> Excerto do documento:
+-------+

Na Serra Amarela “ardeu tudo”, há vacas perdidas e muitas críticas ao combate às chamas

Na serra amarela "ardeu tudo", há vacas perdidas e muitas críticas ao combate às chamas
Foto: Ivo Borges / O MINHO

Carlos tem os braços arranhados, foi de “entrar no mato”, ele e outros, para impedir o fogo da Peneda-Gerês de entrar na aldeia, mas na serra Amarela “ardeu tudo”, há vacas perdidas e críticas ao combate às chamas.

“Em certos sítios, a população esteve mais perto do fogo do que os bombeiros. Não foi o combate mais adequado. Dá impressão que ninguém se entende. Veem o fogo ali em frente [os bombeiros] e têm de esperar por autorização do comando para apagar? De que vale a pena ter meios se não houver quem atue?”, questiona Carlos Monteiro, o “tio” Carlos do café Lourido, na aldeia com o mesmo nome, no Parque Nacional da Peneda-Gerês (PNPG), no concelho de Ponte da Barca.

+-------+

> Registos fornecidos:
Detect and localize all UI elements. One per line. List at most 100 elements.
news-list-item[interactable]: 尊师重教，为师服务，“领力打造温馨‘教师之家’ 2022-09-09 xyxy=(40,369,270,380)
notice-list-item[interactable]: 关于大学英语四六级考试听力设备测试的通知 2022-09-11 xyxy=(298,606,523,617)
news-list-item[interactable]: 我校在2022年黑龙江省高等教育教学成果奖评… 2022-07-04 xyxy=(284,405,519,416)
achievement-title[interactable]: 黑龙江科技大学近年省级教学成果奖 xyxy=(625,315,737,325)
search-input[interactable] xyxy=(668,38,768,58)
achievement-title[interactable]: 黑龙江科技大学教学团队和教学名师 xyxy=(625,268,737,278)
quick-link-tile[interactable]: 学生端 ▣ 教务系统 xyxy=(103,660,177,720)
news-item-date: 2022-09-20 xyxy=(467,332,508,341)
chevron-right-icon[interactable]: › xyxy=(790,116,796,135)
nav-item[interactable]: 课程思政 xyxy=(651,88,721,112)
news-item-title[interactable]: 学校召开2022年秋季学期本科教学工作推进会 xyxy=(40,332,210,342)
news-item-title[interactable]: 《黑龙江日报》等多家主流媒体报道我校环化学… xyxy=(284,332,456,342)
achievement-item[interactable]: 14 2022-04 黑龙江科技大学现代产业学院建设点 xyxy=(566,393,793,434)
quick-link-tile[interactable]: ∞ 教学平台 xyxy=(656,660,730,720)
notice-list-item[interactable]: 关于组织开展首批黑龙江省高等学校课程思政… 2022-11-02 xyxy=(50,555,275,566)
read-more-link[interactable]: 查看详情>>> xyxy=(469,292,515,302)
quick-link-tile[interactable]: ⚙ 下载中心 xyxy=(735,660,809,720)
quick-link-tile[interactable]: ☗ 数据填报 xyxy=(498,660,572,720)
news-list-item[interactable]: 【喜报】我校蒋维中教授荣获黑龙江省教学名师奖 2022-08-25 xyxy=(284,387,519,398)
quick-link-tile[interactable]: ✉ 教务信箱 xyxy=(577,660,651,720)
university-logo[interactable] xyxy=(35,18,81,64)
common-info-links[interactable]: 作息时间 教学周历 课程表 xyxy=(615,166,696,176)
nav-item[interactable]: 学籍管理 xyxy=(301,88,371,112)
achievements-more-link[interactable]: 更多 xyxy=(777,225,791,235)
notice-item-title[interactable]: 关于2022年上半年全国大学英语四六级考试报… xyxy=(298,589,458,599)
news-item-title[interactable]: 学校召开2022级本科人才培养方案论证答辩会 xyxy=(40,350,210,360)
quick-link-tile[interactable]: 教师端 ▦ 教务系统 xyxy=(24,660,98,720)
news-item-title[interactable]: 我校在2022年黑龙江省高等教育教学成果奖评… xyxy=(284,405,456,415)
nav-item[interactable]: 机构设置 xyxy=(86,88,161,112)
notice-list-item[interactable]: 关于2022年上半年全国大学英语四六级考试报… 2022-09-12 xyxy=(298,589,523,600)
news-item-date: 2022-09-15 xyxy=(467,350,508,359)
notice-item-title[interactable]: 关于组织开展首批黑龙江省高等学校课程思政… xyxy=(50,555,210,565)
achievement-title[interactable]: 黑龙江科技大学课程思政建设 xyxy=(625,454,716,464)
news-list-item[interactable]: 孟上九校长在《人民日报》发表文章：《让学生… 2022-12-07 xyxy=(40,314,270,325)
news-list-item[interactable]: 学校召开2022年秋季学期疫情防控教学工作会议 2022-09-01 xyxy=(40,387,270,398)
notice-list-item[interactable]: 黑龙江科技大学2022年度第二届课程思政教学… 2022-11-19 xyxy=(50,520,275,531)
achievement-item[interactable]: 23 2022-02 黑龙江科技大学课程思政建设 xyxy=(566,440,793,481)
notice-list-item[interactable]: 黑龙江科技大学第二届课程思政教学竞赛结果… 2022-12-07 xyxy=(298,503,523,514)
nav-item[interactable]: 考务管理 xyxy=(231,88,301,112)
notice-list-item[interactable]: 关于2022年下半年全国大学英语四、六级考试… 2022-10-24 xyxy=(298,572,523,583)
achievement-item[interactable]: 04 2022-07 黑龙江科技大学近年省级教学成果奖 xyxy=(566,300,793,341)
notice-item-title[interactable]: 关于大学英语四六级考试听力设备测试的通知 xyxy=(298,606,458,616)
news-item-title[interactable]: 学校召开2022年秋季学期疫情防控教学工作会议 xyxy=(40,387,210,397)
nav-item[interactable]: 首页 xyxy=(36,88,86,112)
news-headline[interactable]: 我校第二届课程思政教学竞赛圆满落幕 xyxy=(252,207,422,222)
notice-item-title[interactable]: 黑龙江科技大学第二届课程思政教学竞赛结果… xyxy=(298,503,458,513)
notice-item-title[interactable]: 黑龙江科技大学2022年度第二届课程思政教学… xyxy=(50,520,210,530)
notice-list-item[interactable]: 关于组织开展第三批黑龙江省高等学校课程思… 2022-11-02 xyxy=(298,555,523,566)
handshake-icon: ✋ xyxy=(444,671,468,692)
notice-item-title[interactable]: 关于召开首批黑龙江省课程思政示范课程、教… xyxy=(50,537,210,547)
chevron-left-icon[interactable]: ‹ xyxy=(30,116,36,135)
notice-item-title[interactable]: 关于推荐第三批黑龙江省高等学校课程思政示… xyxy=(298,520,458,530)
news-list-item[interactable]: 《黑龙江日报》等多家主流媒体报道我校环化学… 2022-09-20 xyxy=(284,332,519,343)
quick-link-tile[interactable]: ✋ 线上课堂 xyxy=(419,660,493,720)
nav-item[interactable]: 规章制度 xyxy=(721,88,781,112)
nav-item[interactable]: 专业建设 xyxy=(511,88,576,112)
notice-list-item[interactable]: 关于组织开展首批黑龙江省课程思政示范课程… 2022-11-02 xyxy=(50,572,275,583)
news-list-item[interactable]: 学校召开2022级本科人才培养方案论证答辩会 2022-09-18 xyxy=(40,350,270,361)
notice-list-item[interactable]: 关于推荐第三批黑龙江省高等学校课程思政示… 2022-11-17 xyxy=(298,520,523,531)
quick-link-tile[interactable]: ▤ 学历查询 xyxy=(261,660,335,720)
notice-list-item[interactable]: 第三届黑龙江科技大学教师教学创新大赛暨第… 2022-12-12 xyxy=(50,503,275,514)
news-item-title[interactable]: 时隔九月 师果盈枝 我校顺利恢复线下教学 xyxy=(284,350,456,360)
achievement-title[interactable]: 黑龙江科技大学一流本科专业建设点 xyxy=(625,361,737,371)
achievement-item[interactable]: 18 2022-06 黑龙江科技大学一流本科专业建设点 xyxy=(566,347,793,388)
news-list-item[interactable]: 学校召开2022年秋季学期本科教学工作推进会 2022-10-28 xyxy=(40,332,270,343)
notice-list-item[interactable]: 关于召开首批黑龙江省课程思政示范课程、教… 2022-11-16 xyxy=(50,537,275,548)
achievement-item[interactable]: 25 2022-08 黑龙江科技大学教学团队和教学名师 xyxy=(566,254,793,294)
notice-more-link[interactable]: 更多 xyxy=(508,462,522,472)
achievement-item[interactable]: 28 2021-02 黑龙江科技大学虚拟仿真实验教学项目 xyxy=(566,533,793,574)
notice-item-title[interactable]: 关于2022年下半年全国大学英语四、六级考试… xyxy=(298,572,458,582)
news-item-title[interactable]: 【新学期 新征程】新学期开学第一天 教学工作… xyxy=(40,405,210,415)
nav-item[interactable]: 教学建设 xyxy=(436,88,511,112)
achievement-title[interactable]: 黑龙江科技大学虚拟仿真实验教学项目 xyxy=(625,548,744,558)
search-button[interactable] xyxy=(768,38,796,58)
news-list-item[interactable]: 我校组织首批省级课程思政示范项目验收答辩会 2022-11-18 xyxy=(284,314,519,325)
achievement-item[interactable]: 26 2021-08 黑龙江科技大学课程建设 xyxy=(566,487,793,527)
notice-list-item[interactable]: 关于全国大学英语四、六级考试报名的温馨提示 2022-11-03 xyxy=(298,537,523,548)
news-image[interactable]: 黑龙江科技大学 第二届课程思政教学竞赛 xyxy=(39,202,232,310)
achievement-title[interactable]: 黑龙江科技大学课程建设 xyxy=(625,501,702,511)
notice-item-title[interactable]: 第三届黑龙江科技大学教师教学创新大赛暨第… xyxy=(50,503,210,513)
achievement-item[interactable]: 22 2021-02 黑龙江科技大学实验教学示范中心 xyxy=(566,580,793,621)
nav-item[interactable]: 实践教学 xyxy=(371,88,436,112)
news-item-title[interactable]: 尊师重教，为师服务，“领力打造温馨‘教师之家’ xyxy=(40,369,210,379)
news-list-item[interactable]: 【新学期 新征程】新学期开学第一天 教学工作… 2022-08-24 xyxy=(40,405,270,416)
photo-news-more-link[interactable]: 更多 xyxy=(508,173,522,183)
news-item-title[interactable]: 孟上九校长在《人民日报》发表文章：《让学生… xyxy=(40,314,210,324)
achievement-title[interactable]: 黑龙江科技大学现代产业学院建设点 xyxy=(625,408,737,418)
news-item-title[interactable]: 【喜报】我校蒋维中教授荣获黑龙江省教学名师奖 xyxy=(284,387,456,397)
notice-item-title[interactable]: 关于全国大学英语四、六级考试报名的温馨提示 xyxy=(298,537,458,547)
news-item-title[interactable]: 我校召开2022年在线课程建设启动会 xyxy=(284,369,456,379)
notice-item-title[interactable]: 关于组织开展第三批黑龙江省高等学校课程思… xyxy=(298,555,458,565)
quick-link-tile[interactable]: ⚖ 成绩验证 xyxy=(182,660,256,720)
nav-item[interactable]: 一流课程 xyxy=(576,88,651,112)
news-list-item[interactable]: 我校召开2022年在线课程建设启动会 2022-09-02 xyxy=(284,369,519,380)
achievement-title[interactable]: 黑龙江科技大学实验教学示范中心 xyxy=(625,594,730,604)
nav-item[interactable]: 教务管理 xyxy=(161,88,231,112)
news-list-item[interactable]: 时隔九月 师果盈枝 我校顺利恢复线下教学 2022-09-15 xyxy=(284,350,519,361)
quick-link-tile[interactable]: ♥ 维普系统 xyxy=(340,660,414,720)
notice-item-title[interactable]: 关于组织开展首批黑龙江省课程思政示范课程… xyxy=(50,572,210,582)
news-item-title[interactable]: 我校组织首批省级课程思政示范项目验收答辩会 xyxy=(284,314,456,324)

+-------+

> Requisitos:
• 1. De acordo com o excerto do documento sobre o incêndio na serra Amarela, em que concelho se situa a aldeia de Lourido?
• 2. Prossiga o texto sobre o incêndio na serra Amarela, começando logo após a última frase apresentada.

> Respostas por tarefa:
• 1. No concelho de Ponte da Barca.

• 2.
Os civis, garante Carlos, “estiveram no terreno, conhecem o terreno” e sabem “por onde fugir” do fogo, para além de que ainda foram ajudar em Ermida, outra das aldeias ameaçadas pelas chamas, agora rodeada por uma serra Amarela onde “ardeu tudo”, apenas restam umas pequenas manchas verdes.

Manuel nunca viu um “fogo assim descontrolado”

“Se o objetivo era queimar, está tudo queimado”, resume Manuel Lopes, emigrante de 50 anos, que chegou de França no dia em que o incêndio começou, em 26 de julho.

Natural de Lourido, Manuel tem 50 anos e diz que nunca antes viu um “fogo assim descontrolado”.

“Estou aborrecido porque, com os meios que tínhamos, não percebo como ardeu tanta área. Das outras vezes apagava-se quase só com a população. Desta vez, com tantos meios aéreos e meios no terreno, como é que ardeu a totalidade do PNPG [no concelho de Ponte da Barca]?”, pergunta.

Manuel viu bombeiros “ver o fogo sem atuar, a dizer que esperavam a ordem do comando”.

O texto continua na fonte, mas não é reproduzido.